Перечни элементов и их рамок

____________

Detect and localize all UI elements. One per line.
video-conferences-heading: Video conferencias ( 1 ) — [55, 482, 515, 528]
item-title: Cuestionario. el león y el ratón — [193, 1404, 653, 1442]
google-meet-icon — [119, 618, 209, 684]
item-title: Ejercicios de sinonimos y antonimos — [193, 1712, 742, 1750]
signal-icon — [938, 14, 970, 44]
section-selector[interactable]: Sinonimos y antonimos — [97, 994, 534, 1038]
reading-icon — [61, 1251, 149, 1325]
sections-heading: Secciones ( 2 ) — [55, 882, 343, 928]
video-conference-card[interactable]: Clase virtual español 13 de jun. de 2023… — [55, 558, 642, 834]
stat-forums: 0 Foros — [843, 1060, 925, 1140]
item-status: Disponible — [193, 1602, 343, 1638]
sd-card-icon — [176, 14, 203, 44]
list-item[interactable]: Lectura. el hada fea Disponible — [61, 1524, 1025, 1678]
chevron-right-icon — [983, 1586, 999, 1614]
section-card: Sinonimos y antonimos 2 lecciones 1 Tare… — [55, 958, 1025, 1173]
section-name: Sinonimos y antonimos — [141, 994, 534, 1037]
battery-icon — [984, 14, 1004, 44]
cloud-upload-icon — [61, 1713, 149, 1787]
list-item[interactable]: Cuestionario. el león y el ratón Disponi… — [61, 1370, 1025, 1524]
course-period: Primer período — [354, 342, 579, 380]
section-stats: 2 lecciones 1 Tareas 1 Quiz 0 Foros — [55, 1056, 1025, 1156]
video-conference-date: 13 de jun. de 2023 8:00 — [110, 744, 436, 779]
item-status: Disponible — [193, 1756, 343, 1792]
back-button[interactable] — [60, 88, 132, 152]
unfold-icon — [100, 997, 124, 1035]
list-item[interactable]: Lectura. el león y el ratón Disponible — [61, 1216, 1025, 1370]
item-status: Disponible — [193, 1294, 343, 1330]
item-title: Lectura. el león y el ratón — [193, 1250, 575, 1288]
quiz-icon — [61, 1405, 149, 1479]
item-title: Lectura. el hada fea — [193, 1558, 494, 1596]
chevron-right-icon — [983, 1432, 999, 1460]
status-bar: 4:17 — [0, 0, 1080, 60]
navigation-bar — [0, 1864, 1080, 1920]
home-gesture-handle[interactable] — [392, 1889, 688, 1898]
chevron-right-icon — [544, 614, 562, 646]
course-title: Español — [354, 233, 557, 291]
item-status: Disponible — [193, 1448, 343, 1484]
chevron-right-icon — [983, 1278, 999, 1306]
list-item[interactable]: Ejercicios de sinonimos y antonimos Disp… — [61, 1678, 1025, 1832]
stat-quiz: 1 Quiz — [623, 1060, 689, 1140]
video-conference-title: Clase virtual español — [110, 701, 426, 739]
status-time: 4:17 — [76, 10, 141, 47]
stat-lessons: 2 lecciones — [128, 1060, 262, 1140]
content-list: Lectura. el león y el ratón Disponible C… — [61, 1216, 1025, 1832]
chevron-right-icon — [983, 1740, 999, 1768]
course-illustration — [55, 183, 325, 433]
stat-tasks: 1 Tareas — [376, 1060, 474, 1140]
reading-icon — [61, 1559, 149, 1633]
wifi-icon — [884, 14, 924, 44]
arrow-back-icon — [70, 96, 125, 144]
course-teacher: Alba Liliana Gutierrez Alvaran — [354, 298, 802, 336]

____________

## [Ваше задание]
Верните дословно все строки от самого начала вниз до строки, содержащей «google-meet-icon — [119, 618, 209, 684]», включая её.

## [Итоговый ответ]
Detect and localize all UI elements. One per line.
video-conferences-heading: Video conferencias ( 1 ) — [55, 482, 515, 528]
item-title: Cuestionario. el león y el ratón — [193, 1404, 653, 1442]
google-meet-icon — [119, 618, 209, 684]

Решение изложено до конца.